→ To be done
Repeat, word for word, the line with "Convert this document image to plain text." and each one after it to the end. No picture goes into the copy.

Data entries
━━━━━━

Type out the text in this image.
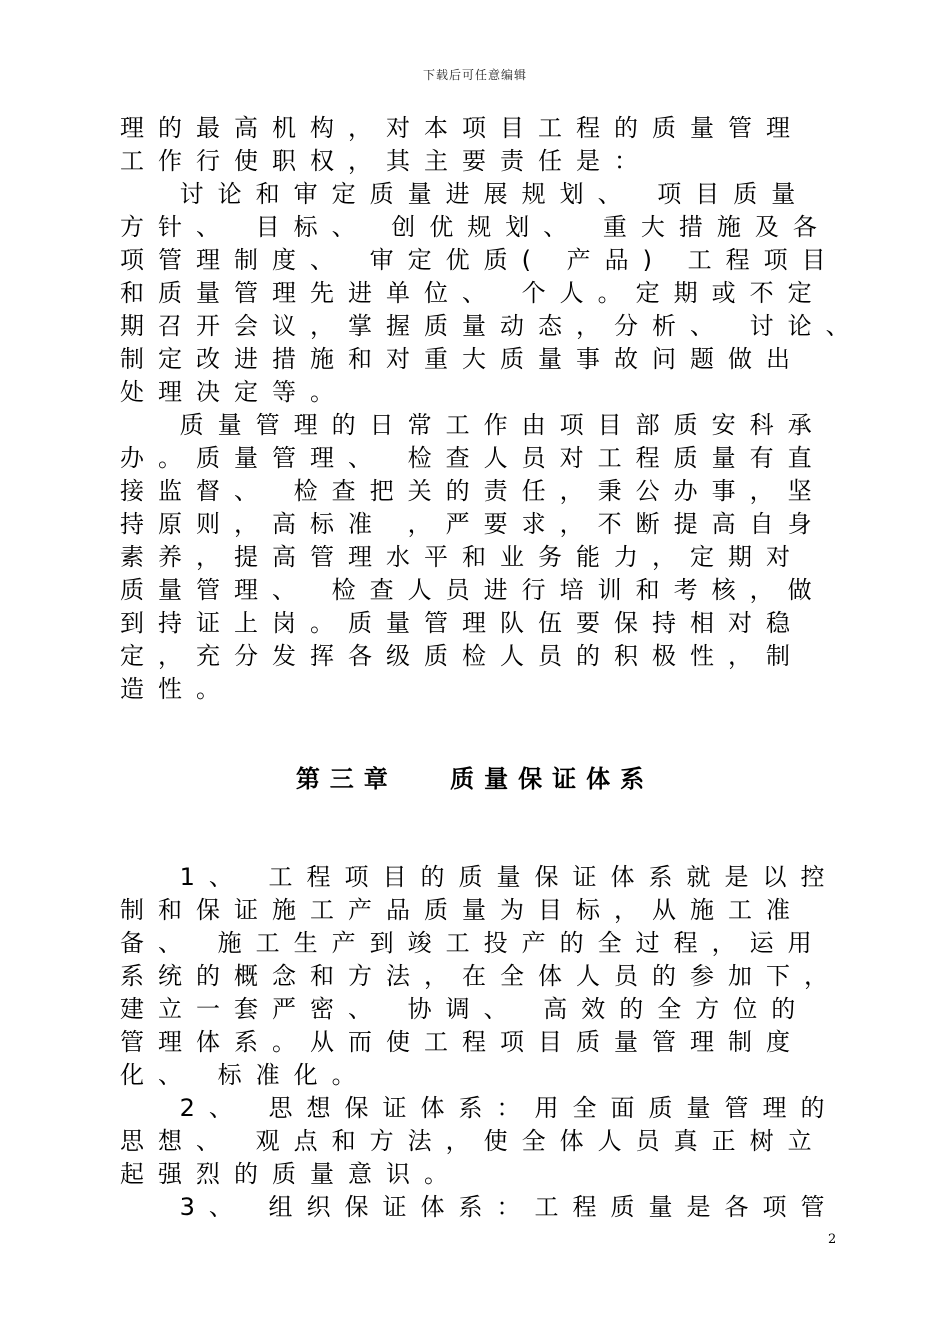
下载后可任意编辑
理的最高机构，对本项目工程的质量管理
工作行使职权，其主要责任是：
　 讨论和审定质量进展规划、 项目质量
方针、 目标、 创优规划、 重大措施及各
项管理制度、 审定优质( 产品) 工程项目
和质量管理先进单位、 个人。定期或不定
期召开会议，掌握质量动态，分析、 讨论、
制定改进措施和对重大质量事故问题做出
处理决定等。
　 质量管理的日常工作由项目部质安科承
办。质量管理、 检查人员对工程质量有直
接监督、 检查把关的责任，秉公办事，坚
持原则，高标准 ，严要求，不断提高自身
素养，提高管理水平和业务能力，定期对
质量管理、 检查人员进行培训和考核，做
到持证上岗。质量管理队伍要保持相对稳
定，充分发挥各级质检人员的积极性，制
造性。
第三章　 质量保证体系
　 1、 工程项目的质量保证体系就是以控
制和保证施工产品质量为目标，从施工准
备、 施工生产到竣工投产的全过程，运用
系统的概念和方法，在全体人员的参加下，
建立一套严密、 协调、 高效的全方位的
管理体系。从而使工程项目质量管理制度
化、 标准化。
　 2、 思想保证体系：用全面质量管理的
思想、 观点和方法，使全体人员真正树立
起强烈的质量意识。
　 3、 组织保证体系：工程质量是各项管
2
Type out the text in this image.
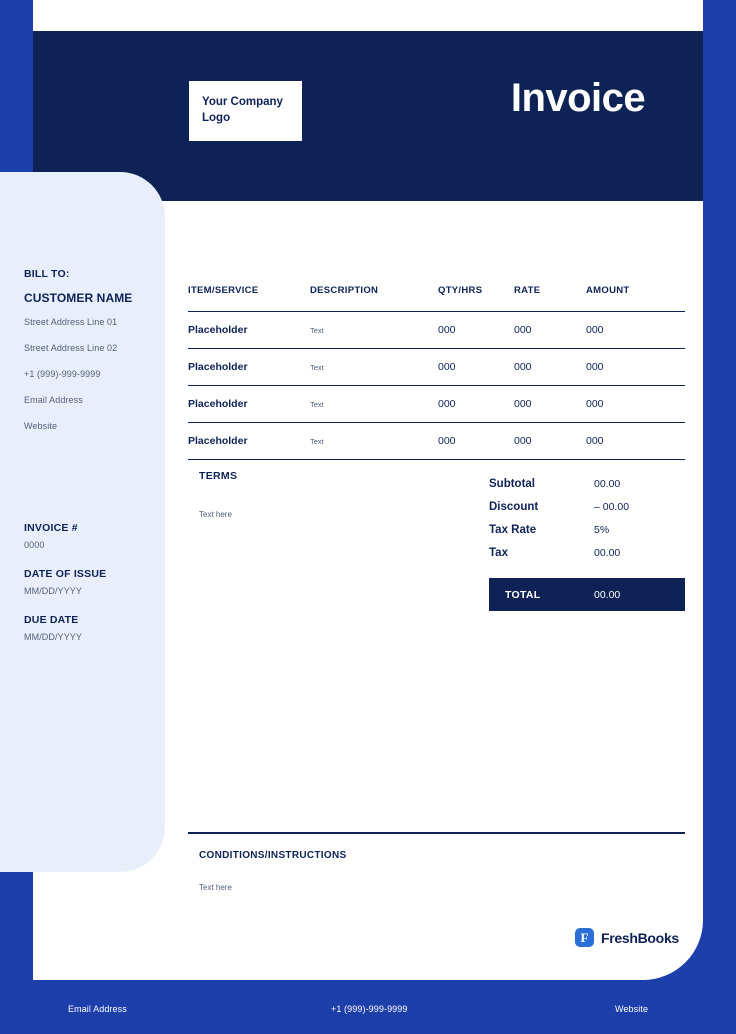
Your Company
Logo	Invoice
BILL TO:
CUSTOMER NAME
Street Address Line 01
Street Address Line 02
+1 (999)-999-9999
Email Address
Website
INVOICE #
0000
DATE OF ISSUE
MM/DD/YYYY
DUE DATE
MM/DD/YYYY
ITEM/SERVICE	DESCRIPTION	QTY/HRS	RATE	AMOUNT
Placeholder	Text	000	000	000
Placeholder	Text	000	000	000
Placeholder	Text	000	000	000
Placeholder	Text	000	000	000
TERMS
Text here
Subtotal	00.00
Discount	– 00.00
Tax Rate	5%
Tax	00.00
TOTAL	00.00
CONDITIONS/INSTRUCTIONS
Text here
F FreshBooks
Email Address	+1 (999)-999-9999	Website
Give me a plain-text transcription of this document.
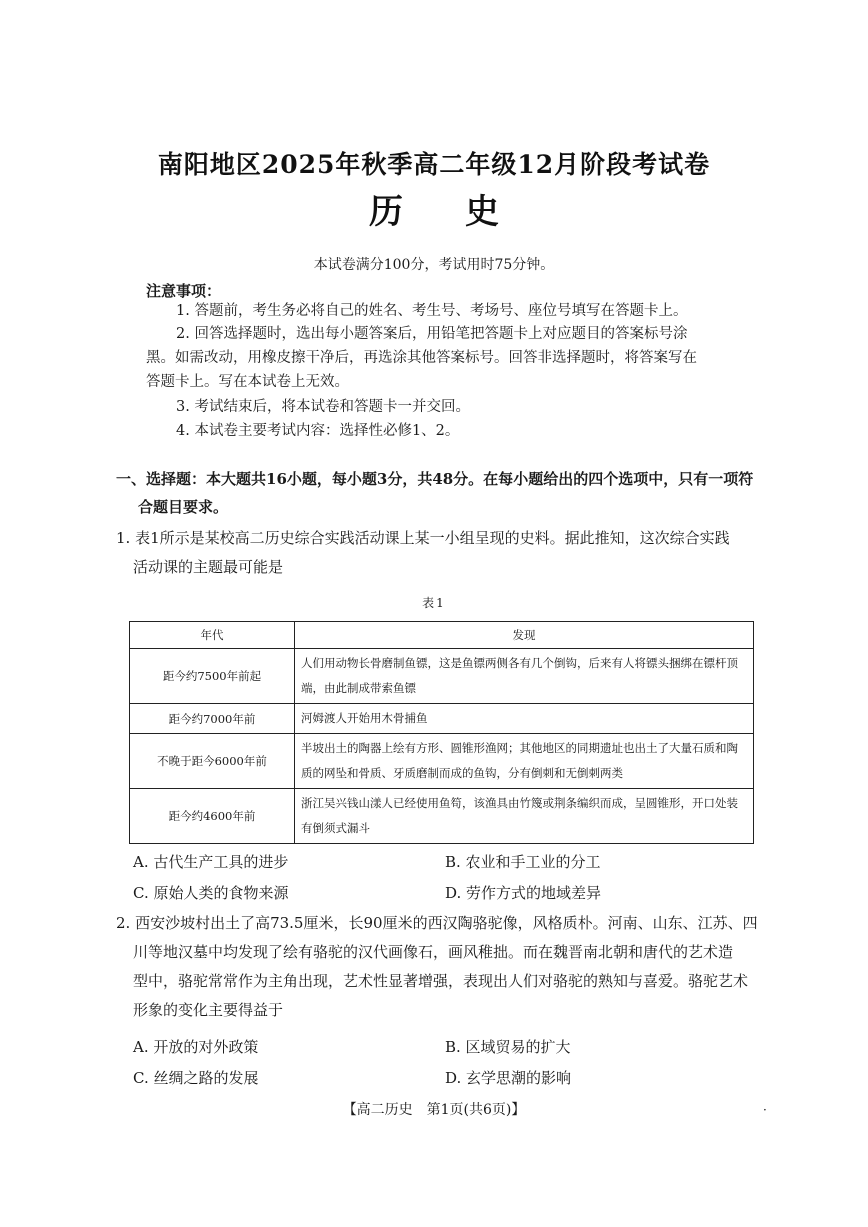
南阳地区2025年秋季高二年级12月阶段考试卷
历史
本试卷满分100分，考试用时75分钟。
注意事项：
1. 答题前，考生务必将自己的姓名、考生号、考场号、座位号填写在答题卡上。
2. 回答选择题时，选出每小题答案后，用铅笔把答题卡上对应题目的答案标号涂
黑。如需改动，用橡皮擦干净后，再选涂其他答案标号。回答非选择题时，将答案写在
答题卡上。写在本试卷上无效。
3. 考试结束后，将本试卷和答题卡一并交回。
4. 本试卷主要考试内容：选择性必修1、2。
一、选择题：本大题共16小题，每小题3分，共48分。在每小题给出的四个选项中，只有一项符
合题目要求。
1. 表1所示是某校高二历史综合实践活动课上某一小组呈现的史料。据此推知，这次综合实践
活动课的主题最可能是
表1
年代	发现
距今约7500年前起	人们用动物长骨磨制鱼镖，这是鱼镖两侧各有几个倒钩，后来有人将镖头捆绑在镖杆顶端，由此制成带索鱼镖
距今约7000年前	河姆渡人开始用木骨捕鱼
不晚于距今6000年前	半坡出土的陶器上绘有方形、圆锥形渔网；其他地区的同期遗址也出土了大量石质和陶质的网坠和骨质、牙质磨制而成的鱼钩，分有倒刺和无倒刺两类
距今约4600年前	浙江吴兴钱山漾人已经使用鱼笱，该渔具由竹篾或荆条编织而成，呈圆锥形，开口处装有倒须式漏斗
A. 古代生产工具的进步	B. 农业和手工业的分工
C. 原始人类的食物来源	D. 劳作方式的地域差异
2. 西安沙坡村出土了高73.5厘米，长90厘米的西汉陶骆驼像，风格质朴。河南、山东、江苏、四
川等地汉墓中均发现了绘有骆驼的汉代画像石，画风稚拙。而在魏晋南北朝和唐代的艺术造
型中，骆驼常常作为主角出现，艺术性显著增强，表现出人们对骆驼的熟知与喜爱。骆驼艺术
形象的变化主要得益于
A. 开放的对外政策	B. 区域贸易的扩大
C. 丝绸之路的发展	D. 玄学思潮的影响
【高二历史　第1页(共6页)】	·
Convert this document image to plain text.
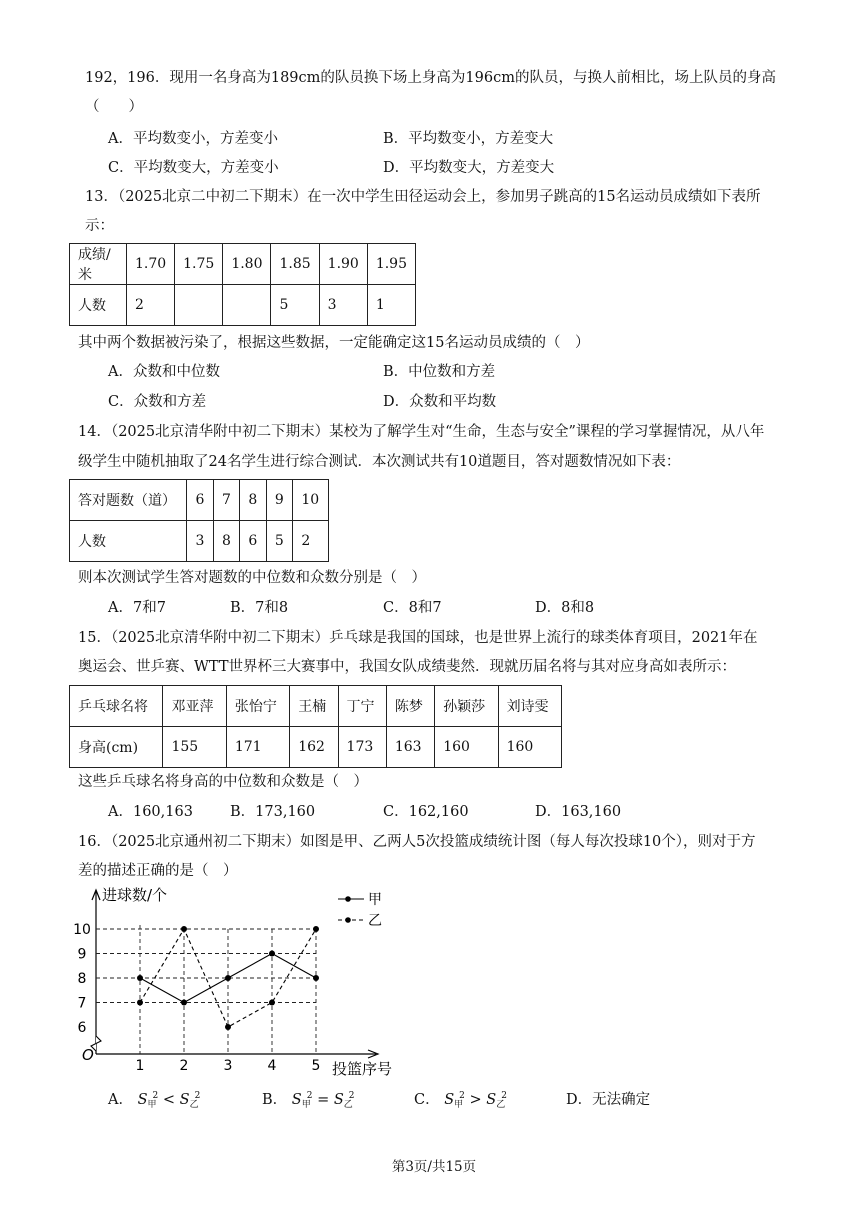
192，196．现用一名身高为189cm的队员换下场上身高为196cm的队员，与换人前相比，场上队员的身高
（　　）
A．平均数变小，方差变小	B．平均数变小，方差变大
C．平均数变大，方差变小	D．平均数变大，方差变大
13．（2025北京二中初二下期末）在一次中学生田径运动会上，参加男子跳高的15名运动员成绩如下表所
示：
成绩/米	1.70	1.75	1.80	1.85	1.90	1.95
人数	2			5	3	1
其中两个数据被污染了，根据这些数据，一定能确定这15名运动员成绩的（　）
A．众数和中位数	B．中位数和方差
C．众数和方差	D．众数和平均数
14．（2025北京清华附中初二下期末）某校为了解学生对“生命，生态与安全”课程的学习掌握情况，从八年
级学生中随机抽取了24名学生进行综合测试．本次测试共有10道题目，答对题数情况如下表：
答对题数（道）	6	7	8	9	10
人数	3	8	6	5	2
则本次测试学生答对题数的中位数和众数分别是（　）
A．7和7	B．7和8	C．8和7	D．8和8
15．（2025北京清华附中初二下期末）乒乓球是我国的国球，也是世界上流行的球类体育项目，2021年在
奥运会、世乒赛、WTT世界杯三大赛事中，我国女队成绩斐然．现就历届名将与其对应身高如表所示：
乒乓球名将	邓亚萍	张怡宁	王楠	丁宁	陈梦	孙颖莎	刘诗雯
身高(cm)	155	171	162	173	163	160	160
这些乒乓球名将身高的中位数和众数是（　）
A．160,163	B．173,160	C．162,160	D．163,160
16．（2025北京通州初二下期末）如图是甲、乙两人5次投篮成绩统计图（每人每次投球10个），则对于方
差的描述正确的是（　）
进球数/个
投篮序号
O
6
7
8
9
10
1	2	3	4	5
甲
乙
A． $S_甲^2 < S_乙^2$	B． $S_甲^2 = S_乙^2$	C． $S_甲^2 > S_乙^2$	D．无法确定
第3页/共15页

━━━━━━

→ Output of the exercise
Convert this document image to plain text.
192，196．现用一名身高为189cm的队员换下场上身高为196cm的队员，与换人前相比，场上队员的身高
（　　）
A．平均数变小，方差变小	B．平均数变小，方差变大
C．平均数变大，方差变小	D．平均数变大，方差变大
13．（2025北京二中初二下期末）在一次中学生田径运动会上，参加男子跳高的15名运动员成绩如下表所
示：
成绩/米	1.70	1.75	1.80	1.85	1.90	1.95
人数	2			5	3	1
其中两个数据被污染了，根据这些数据，一定能确定这15名运动员成绩的（　）
A．众数和中位数	B．中位数和方差
C．众数和方差	D．众数和平均数
14．（2025北京清华附中初二下期末）某校为了解学生对“生命，生态与安全”课程的学习掌握情况，从八年
级学生中随机抽取了24名学生进行综合测试．本次测试共有10道题目，答对题数情况如下表：
答对题数（道）	6	7	8	9	10
人数	3	8	6	5	2
则本次测试学生答对题数的中位数和众数分别是（　）
A．7和7	B．7和8	C．8和7	D．8和8
15．（2025北京清华附中初二下期末）乒乓球是我国的国球，也是世界上流行的球类体育项目，2021年在
奥运会、世乒赛、WTT世界杯三大赛事中，我国女队成绩斐然．现就历届名将与其对应身高如表所示：
乒乓球名将	邓亚萍	张怡宁	王楠	丁宁	陈梦	孙颖莎	刘诗雯
身高(cm)	155	171	162	173	163	160	160
这些乒乓球名将身高的中位数和众数是（　）
A．160,163	B．173,160	C．162,160	D．163,160
16．（2025北京通州初二下期末）如图是甲、乙两人5次投篮成绩统计图（每人每次投球10个），则对于方
差的描述正确的是（　）
进球数/个
投篮序号
O
6
7
8
9
10
1	2	3	4	5
甲
乙
A． $S_甲^2 < S_乙^2$	B． $S_甲^2 = S_乙^2$	C． $S_甲^2 > S_乙^2$	D．无法确定
第3页/共15页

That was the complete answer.